Excerpt from a dataset

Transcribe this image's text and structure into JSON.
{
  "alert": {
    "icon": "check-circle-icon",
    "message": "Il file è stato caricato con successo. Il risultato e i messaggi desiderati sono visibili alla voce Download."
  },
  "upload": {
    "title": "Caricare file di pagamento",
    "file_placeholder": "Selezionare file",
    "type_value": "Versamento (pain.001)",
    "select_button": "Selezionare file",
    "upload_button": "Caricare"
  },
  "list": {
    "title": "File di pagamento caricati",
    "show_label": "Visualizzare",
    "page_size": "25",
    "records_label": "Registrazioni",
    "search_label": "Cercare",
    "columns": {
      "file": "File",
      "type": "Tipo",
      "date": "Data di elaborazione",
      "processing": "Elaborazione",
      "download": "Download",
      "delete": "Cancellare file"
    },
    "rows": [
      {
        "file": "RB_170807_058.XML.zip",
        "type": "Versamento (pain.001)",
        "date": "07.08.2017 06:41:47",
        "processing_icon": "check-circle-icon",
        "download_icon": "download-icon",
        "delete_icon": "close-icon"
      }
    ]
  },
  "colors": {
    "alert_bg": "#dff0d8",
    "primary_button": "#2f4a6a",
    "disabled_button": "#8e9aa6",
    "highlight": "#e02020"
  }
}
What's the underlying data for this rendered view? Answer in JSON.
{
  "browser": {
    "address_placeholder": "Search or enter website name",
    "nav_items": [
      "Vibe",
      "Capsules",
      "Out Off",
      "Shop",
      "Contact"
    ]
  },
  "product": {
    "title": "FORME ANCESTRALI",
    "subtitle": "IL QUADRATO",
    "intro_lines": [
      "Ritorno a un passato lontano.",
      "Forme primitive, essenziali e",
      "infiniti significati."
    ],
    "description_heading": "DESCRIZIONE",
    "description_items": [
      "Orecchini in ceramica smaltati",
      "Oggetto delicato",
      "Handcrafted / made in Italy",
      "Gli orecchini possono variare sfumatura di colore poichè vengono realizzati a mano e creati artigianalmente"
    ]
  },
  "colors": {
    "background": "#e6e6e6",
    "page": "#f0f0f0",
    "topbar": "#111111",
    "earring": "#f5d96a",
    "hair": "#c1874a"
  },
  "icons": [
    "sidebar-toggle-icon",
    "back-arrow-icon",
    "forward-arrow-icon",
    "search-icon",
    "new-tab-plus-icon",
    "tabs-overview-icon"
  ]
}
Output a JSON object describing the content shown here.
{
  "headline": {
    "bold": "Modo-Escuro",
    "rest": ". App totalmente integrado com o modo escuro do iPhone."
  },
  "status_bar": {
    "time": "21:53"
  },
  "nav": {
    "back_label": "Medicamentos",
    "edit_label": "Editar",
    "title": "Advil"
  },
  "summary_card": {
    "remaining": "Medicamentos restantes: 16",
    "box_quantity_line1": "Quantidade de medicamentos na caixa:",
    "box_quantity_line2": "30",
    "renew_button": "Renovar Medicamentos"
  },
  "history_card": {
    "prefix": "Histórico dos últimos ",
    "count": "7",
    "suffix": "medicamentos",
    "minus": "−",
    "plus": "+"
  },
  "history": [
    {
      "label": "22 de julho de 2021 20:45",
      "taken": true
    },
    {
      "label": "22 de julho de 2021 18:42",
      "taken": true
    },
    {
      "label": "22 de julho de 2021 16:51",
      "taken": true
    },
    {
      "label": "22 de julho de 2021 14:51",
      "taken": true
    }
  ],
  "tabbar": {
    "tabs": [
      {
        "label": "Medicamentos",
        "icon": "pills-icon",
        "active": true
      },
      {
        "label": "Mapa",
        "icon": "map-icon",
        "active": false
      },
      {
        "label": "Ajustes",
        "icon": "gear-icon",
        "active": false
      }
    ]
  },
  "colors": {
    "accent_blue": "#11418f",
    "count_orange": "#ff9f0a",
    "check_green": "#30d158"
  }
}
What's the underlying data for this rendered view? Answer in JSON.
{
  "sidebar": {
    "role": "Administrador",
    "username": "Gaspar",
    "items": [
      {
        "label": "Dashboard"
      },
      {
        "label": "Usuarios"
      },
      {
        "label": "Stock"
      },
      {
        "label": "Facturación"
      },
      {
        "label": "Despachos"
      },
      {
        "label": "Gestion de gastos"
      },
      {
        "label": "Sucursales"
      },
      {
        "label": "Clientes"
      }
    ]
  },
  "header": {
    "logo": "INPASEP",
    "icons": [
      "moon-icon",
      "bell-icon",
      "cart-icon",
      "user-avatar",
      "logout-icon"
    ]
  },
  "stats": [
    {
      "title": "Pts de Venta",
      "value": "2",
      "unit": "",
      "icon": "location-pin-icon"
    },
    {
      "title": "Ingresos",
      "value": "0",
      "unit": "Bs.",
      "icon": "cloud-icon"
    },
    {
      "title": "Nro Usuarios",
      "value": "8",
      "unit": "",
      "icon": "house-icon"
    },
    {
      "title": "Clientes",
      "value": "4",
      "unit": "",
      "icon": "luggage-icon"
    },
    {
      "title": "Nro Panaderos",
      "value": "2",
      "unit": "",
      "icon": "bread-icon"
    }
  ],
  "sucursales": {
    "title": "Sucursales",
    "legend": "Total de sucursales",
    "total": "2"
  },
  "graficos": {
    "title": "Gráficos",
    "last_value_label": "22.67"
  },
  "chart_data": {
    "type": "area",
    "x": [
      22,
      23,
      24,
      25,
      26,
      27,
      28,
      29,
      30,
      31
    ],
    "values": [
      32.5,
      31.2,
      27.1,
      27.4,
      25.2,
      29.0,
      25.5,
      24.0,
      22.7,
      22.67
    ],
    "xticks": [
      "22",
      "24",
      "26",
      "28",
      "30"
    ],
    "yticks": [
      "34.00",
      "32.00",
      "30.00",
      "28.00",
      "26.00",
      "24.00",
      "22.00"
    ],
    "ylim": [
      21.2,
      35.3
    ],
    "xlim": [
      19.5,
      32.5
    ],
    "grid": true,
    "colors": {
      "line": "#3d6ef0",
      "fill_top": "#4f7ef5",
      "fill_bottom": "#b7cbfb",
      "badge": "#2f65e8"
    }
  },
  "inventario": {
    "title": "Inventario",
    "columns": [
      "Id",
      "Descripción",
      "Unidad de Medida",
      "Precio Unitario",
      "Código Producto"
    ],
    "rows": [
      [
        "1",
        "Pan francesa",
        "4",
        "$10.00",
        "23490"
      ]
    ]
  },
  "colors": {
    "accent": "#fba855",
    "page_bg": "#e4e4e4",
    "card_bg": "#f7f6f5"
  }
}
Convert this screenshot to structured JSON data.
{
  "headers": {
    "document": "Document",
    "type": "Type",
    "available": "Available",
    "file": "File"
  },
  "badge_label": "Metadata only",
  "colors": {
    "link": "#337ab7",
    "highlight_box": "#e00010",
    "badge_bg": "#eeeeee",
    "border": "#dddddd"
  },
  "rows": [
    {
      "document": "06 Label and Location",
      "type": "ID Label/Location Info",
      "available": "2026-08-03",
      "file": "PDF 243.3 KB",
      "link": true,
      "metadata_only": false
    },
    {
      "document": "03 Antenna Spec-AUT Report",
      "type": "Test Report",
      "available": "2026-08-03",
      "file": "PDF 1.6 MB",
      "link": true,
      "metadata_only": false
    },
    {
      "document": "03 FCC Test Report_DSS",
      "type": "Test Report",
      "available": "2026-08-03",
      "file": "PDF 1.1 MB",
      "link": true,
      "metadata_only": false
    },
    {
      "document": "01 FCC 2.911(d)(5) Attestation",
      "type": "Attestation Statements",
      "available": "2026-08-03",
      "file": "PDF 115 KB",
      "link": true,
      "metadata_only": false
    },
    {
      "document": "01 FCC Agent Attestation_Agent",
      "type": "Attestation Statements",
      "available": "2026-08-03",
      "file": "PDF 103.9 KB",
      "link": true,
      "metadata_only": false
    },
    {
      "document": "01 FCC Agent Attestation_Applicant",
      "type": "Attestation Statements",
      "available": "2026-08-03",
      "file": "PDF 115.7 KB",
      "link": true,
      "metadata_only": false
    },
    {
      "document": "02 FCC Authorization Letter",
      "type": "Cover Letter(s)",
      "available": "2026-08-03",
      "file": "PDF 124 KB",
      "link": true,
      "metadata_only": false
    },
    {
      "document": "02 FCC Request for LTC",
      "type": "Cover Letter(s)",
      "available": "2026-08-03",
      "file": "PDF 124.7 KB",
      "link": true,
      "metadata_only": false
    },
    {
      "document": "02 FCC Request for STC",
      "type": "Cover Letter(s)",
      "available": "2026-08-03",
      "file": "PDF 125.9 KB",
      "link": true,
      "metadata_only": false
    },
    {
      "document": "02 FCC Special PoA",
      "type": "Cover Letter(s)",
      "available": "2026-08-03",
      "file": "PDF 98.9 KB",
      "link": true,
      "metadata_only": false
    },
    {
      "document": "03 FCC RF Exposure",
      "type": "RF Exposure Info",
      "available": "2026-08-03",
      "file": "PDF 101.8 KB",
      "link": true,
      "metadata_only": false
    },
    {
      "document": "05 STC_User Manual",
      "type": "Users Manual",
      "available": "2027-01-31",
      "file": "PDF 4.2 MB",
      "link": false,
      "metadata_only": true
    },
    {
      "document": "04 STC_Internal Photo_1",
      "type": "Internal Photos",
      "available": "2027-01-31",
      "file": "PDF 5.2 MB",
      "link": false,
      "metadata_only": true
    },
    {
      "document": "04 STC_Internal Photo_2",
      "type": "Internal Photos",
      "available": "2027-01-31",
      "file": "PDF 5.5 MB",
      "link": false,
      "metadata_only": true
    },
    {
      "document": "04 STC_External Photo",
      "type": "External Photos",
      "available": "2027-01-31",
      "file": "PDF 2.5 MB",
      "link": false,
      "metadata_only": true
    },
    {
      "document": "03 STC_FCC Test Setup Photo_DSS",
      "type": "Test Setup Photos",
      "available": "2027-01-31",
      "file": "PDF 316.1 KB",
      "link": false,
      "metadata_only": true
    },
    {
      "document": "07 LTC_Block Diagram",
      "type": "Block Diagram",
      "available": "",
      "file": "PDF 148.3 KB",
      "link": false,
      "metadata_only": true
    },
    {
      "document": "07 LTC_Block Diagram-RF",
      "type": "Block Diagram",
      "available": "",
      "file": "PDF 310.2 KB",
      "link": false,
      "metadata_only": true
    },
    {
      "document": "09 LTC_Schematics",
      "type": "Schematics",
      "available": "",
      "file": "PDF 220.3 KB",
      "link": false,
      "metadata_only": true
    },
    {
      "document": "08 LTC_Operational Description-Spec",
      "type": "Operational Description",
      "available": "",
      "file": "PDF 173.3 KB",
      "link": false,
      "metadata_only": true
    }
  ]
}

SET TASK » State the number of lines in the preceding entries that include the word "Setup". Provide nothing else.

RESULT OF THIS EXERCISE » 2